[Stored data]
----
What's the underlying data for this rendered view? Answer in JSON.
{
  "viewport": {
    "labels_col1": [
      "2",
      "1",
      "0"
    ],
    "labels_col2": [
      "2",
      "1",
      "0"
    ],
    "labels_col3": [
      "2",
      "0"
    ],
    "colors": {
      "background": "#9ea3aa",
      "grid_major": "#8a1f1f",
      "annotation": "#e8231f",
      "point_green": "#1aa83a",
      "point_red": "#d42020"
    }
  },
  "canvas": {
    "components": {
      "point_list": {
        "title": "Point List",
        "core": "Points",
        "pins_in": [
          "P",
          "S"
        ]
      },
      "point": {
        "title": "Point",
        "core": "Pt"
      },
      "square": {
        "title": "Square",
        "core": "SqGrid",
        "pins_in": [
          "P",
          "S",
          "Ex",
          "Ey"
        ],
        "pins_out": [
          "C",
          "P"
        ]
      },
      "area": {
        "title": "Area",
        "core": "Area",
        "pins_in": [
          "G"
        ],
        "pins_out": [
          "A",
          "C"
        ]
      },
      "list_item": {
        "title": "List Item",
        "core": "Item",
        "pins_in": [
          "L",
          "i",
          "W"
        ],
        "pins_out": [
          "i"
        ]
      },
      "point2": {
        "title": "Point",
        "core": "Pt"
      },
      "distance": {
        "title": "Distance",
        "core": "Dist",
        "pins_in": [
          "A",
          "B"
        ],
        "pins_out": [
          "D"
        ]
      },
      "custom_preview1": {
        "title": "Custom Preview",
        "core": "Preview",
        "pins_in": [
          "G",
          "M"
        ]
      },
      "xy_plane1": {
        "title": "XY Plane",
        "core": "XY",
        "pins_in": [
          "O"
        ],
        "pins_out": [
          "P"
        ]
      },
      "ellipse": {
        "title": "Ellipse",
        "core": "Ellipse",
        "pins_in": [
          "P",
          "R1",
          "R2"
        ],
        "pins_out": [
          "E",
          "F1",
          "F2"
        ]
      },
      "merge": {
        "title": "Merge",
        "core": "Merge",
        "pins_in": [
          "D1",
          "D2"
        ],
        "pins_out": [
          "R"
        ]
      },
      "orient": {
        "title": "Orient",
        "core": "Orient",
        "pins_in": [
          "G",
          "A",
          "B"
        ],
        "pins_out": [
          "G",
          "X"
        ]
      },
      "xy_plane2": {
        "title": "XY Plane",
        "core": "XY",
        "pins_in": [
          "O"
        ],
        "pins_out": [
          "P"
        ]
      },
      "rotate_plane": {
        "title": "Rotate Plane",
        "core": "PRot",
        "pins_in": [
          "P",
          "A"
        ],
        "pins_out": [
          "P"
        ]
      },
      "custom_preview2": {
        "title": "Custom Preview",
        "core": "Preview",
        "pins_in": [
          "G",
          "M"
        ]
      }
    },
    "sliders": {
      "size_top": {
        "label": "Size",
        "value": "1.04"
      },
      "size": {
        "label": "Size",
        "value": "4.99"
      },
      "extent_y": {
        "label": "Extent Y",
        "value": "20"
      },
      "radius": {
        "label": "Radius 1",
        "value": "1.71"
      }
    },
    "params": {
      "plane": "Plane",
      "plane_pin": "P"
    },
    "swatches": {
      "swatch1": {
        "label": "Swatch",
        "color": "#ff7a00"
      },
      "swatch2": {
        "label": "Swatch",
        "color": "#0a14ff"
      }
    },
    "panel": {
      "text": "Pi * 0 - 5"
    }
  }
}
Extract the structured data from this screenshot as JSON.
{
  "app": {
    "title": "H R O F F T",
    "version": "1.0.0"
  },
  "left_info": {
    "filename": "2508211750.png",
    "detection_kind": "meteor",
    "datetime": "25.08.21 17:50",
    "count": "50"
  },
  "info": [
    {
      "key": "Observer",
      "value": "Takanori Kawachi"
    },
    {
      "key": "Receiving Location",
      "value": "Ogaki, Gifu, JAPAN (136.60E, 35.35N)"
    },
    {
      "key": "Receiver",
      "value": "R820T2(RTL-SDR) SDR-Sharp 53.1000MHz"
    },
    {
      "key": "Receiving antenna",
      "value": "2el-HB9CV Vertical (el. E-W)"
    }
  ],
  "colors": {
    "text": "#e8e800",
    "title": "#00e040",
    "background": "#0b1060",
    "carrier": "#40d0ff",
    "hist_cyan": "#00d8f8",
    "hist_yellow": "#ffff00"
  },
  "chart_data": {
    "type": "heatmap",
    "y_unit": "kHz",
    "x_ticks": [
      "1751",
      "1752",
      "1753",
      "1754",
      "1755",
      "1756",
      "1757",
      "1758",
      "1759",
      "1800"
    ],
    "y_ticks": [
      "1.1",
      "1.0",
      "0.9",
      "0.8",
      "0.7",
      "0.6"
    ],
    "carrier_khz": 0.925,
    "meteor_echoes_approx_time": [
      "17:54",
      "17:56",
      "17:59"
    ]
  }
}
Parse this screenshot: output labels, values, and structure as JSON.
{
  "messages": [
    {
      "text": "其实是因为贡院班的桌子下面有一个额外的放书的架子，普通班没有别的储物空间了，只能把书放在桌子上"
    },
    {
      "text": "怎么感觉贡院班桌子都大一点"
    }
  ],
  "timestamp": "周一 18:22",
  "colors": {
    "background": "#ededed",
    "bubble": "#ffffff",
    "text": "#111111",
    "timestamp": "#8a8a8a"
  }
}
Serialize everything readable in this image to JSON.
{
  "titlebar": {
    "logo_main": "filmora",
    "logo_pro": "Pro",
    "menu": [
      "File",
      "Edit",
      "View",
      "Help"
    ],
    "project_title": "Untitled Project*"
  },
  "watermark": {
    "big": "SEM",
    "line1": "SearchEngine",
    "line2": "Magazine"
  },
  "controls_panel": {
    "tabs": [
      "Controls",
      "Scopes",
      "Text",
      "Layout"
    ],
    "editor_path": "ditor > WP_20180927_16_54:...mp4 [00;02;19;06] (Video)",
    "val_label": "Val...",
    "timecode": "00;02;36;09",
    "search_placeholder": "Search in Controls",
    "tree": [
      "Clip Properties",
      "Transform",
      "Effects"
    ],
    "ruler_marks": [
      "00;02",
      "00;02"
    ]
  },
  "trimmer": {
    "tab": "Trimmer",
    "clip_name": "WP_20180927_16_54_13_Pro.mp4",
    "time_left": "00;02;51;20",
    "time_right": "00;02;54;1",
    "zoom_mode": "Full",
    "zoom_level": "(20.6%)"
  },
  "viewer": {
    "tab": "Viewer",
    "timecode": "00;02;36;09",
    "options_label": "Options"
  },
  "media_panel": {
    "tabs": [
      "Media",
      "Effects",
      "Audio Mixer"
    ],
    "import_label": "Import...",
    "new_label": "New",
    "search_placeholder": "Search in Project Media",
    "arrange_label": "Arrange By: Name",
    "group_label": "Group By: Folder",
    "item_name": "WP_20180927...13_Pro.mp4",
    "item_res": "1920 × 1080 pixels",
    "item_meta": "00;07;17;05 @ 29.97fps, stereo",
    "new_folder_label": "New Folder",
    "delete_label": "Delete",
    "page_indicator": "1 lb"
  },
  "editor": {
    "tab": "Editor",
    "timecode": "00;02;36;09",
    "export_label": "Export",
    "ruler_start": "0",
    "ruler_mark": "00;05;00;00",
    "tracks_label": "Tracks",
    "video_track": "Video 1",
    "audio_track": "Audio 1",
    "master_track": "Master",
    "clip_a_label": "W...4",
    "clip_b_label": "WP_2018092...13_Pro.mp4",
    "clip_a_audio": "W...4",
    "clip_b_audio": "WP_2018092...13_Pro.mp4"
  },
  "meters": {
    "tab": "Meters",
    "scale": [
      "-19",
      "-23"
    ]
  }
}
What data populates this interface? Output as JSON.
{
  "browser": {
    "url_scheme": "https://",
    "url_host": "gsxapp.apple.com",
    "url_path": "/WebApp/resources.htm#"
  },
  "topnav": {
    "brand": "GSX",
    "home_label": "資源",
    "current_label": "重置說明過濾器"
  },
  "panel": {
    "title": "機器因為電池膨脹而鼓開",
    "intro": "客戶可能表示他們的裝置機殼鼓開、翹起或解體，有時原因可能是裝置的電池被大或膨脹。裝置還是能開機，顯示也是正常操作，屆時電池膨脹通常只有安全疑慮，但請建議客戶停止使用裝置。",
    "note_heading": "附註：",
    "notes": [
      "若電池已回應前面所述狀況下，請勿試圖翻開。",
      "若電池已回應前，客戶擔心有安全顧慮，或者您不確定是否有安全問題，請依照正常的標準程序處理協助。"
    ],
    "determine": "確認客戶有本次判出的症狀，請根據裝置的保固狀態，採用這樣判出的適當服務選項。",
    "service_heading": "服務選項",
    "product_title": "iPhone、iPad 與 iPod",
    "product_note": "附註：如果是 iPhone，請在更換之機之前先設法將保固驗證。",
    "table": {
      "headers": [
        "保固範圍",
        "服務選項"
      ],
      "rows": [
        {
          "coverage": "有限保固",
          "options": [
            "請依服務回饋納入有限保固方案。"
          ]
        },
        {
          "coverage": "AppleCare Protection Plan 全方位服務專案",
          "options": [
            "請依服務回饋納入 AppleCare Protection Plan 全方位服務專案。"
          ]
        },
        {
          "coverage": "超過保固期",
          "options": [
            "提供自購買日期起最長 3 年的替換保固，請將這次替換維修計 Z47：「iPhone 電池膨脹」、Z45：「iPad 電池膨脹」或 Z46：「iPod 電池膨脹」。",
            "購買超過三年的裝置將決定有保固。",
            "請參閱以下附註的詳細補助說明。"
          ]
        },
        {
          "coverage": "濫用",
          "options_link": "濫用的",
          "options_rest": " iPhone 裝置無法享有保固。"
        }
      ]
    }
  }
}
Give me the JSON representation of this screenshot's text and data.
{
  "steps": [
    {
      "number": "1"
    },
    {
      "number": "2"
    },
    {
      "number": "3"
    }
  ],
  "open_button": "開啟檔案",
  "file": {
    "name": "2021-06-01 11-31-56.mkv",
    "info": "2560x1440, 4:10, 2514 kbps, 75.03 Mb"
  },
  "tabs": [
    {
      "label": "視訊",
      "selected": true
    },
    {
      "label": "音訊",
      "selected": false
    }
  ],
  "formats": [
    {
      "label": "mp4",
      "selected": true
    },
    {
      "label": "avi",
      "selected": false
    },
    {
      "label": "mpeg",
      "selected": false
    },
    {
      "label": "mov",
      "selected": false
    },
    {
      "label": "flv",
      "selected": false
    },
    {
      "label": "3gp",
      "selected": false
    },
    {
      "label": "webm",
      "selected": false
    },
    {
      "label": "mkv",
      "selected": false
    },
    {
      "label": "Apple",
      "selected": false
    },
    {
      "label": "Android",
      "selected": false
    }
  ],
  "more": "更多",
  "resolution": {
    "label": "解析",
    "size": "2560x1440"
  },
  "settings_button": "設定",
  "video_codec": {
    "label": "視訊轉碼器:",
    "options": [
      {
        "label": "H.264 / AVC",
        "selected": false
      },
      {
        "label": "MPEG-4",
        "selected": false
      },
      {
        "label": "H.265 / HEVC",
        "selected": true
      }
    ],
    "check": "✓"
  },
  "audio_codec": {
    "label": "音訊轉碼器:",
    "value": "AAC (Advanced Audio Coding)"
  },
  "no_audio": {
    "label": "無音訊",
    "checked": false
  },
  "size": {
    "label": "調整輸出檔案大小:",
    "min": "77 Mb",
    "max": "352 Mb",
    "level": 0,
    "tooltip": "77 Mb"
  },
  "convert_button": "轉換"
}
----
### Requirements
All lines in the data that contain the word "iPhone" should be copied.

### Answer to this exercise
    "product_title": "iPhone、iPad 與 iPod",
    "product_note": "附註：如果是 iPhone，請在更換之機之前先設法將保固驗證。",
            "提供自購買日期起最長 3 年的替換保固，請將這次替換維修計 Z47：「iPhone 電池膨脹」、Z45：「iPad 電池膨脹」或 Z46：「iPod 電池膨脹」。",
          "options_rest": " iPhone 裝置無法享有保固。"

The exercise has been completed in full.